▶ **Exercise description**: Reproduce the data below in full and exclude every picture.

▶ **Records provided**:
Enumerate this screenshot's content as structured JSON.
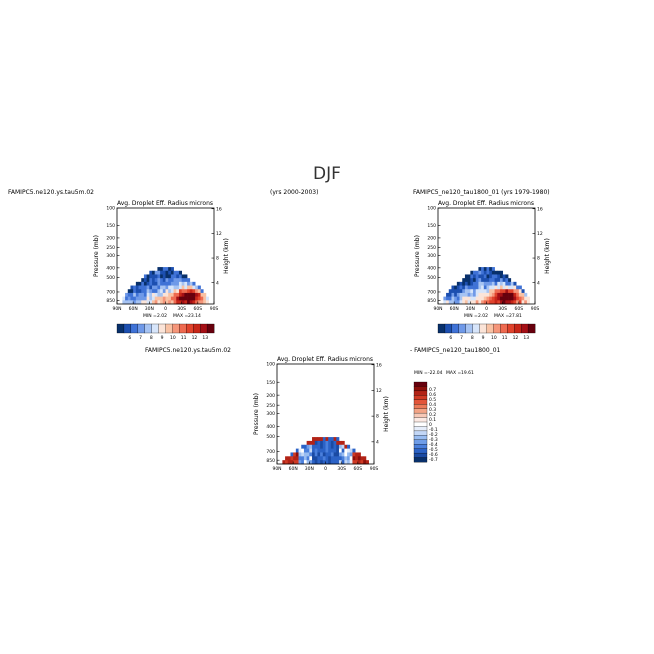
{
  "page": {
    "main_title": "DJF",
    "top_left_case": "FAMIPC5.ne120.ys.tau5m.02",
    "top_mid_years": "(yrs 2000-2003)",
    "top_right_case": "FAMIPC5_ne120_tau1800_01 (yrs 1979-1980)",
    "diff_left": "FAMIPC5.ne120.ys.tau5m.02",
    "diff_right": "- FAMIPC5_ne120_tau1800_01"
  },
  "colors": {
    "abs_scale": [
      "#08306b",
      "#1c4fb0",
      "#3f72d6",
      "#6f99e8",
      "#a6c3f2",
      "#d7e5fa",
      "#fbe4d8",
      "#f9c2a4",
      "#f5967a",
      "#ee6a50",
      "#e0432c",
      "#c72618",
      "#a50f15",
      "#67000d"
    ],
    "diff_scale": [
      "#08306b",
      "#1a4aa3",
      "#2b62c6",
      "#4a7fdc",
      "#6f9de8",
      "#98bcf1",
      "#c3d7f6",
      "#e6eefb",
      "#ffffff",
      "#fbe9e3",
      "#f7c8b6",
      "#f3a486",
      "#ec7a59",
      "#e2553a",
      "#cf3a24",
      "#b22316",
      "#8c0f0b",
      "#67000d"
    ]
  },
  "chart_data": [
    {
      "type": "heatmap",
      "panel": "top-left",
      "title": "Avg. Droplet Eff. Radius",
      "units": "microns",
      "ylabel": "Pressure (mb)",
      "y2label": "Height (km)",
      "x_ticks": [
        "90N",
        "60N",
        "30N",
        "0",
        "30S",
        "60S",
        "90S"
      ],
      "y_ticks": [
        "100",
        "150",
        "200",
        "250",
        "300",
        "400",
        "500",
        "700",
        "850"
      ],
      "y2_ticks": [
        "16",
        "12",
        "8",
        "4"
      ],
      "min_label": "MIN =",
      "min": "2.02",
      "max_label": "MAX =",
      "max": "23.14",
      "colorbar_labels": [
        "6",
        "7",
        "8",
        "9",
        "10",
        "11",
        "12",
        "13"
      ],
      "cloud_top_mb": 400,
      "peak_lat": 45,
      "peak_value": 23.14,
      "pattern": "absolute"
    },
    {
      "type": "heatmap",
      "panel": "top-right",
      "title": "Avg. Droplet Eff. Radius",
      "units": "microns",
      "ylabel": "Pressure (mb)",
      "y2label": "Height (km)",
      "x_ticks": [
        "90N",
        "60N",
        "30N",
        "0",
        "30S",
        "60S",
        "90S"
      ],
      "y_ticks": [
        "100",
        "150",
        "200",
        "250",
        "300",
        "400",
        "500",
        "700",
        "850"
      ],
      "y2_ticks": [
        "16",
        "12",
        "8",
        "4"
      ],
      "min_label": "MIN =",
      "min": "2.02",
      "max_label": "MAX =",
      "max": "27.81",
      "colorbar_labels": [
        "6",
        "7",
        "8",
        "9",
        "10",
        "11",
        "12",
        "13"
      ],
      "cloud_top_mb": 400,
      "peak_lat": 40,
      "peak_value": 27.81,
      "pattern": "absolute"
    },
    {
      "type": "heatmap",
      "panel": "bottom-diff",
      "title": "Avg. Droplet Eff. Radius",
      "units": "microns",
      "ylabel": "Pressure (mb)",
      "y2label": "Height (km)",
      "x_ticks": [
        "90N",
        "60N",
        "30N",
        "0",
        "30S",
        "60S",
        "90S"
      ],
      "y_ticks": [
        "100",
        "150",
        "200",
        "250",
        "300",
        "400",
        "500",
        "700",
        "850"
      ],
      "y2_ticks": [
        "16",
        "12",
        "8",
        "4"
      ],
      "min_label": "MIN =",
      "min": "-22.04",
      "max_label": "MAX =",
      "max": "19.61",
      "colorbar_labels": [
        "0.7",
        "0.6",
        "0.5",
        "0.4",
        "0.3",
        "0.2",
        "0.1",
        "0",
        "-0.1",
        "-0.2",
        "-0.3",
        "-0.4",
        "-0.5",
        "-0.6",
        "-0.7"
      ],
      "cloud_top_mb": 500,
      "pattern": "difference"
    }
  ]
}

▶ **Response below**:
Enumerate this screenshot's content as structured JSON.
{
  "page": {
    "main_title": "DJF",
    "top_left_case": "FAMIPC5.ne120.ys.tau5m.02",
    "top_mid_years": "(yrs 2000-2003)",
    "top_right_case": "FAMIPC5_ne120_tau1800_01 (yrs 1979-1980)",
    "diff_left": "FAMIPC5.ne120.ys.tau5m.02",
    "diff_right": "- FAMIPC5_ne120_tau1800_01"
  },
  "colors": {
    "abs_scale": [
      "#08306b",
      "#1c4fb0",
      "#3f72d6",
      "#6f99e8",
      "#a6c3f2",
      "#d7e5fa",
      "#fbe4d8",
      "#f9c2a4",
      "#f5967a",
      "#ee6a50",
      "#e0432c",
      "#c72618",
      "#a50f15",
      "#67000d"
    ],
    "diff_scale": [
      "#08306b",
      "#1a4aa3",
      "#2b62c6",
      "#4a7fdc",
      "#6f9de8",
      "#98bcf1",
      "#c3d7f6",
      "#e6eefb",
      "#ffffff",
      "#fbe9e3",
      "#f7c8b6",
      "#f3a486",
      "#ec7a59",
      "#e2553a",
      "#cf3a24",
      "#b22316",
      "#8c0f0b",
      "#67000d"
    ]
  },
  "chart_data": [
    {
      "type": "heatmap",
      "panel": "top-left",
      "title": "Avg. Droplet Eff. Radius",
      "units": "microns",
      "ylabel": "Pressure (mb)",
      "y2label": "Height (km)",
      "x_ticks": [
        "90N",
        "60N",
        "30N",
        "0",
        "30S",
        "60S",
        "90S"
      ],
      "y_ticks": [
        "100",
        "150",
        "200",
        "250",
        "300",
        "400",
        "500",
        "700",
        "850"
      ],
      "y2_ticks": [
        "16",
        "12",
        "8",
        "4"
      ],
      "min_label": "MIN =",
      "min": "2.02",
      "max_label": "MAX =",
      "max": "23.14",
      "colorbar_labels": [
        "6",
        "7",
        "8",
        "9",
        "10",
        "11",
        "12",
        "13"
      ],
      "cloud_top_mb": 400,
      "peak_lat": 45,
      "peak_value": 23.14,
      "pattern": "absolute"
    },
    {
      "type": "heatmap",
      "panel": "top-right",
      "title": "Avg. Droplet Eff. Radius",
      "units": "microns",
      "ylabel": "Pressure (mb)",
      "y2label": "Height (km)",
      "x_ticks": [
        "90N",
        "60N",
        "30N",
        "0",
        "30S",
        "60S",
        "90S"
      ],
      "y_ticks": [
        "100",
        "150",
        "200",
        "250",
        "300",
        "400",
        "500",
        "700",
        "850"
      ],
      "y2_ticks": [
        "16",
        "12",
        "8",
        "4"
      ],
      "min_label": "MIN =",
      "min": "2.02",
      "max_label": "MAX =",
      "max": "27.81",
      "colorbar_labels": [
        "6",
        "7",
        "8",
        "9",
        "10",
        "11",
        "12",
        "13"
      ],
      "cloud_top_mb": 400,
      "peak_lat": 40,
      "peak_value": 27.81,
      "pattern": "absolute"
    },
    {
      "type": "heatmap",
      "panel": "bottom-diff",
      "title": "Avg. Droplet Eff. Radius",
      "units": "microns",
      "ylabel": "Pressure (mb)",
      "y2label": "Height (km)",
      "x_ticks": [
        "90N",
        "60N",
        "30N",
        "0",
        "30S",
        "60S",
        "90S"
      ],
      "y_ticks": [
        "100",
        "150",
        "200",
        "250",
        "300",
        "400",
        "500",
        "700",
        "850"
      ],
      "y2_ticks": [
        "16",
        "12",
        "8",
        "4"
      ],
      "min_label": "MIN =",
      "min": "-22.04",
      "max_label": "MAX =",
      "max": "19.61",
      "colorbar_labels": [
        "0.7",
        "0.6",
        "0.5",
        "0.4",
        "0.3",
        "0.2",
        "0.1",
        "0",
        "-0.1",
        "-0.2",
        "-0.3",
        "-0.4",
        "-0.5",
        "-0.6",
        "-0.7"
      ],
      "cloud_top_mb": 500,
      "pattern": "difference"
    }
  ]
}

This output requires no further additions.